- **Records to process**
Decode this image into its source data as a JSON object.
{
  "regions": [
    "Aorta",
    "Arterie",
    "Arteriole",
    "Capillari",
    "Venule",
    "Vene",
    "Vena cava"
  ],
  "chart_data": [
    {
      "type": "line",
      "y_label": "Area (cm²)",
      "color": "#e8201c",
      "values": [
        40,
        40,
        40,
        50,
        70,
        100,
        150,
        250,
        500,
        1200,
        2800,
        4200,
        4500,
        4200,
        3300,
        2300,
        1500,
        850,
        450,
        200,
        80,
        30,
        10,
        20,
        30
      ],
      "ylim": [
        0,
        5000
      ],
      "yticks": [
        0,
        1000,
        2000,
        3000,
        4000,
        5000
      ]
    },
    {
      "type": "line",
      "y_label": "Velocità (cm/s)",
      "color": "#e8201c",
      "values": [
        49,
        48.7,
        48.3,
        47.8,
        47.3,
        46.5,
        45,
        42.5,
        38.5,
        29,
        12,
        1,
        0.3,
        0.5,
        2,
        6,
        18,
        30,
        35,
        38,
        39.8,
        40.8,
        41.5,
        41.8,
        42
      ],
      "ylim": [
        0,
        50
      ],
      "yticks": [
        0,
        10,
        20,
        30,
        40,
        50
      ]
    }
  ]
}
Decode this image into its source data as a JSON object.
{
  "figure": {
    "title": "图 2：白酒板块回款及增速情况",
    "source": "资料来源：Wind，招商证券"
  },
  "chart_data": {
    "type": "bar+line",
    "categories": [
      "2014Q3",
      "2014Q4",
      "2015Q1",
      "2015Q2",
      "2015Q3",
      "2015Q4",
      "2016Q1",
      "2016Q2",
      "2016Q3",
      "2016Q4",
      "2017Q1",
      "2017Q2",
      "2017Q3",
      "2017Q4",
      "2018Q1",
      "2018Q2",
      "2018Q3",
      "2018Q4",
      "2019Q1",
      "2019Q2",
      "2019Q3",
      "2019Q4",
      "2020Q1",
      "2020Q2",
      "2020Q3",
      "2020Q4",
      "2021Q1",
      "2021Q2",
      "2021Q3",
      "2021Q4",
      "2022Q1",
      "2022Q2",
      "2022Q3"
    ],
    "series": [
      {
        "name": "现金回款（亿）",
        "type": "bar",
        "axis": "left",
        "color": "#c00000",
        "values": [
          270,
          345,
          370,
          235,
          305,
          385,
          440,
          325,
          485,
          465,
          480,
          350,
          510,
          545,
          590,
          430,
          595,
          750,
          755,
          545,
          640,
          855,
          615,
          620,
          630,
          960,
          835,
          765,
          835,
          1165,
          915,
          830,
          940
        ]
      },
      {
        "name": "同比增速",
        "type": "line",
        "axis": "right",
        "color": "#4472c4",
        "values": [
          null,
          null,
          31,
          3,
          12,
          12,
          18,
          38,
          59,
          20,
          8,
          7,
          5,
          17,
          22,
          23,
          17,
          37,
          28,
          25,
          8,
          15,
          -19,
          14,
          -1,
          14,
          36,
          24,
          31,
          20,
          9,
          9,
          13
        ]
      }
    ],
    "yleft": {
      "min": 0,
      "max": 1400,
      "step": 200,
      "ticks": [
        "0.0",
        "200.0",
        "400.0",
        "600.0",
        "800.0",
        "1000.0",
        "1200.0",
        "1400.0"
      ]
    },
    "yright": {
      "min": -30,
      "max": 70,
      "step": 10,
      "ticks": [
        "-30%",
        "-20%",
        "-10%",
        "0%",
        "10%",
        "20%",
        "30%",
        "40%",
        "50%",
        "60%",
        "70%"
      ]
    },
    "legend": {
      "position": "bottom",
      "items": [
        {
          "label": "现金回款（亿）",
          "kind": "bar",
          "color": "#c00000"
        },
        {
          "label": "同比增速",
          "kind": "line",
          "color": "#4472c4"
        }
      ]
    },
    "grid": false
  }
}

- **Required task**
Report the number of lines in the listing where the string "type" appears, and nothing besides.

- **Correct answer**
5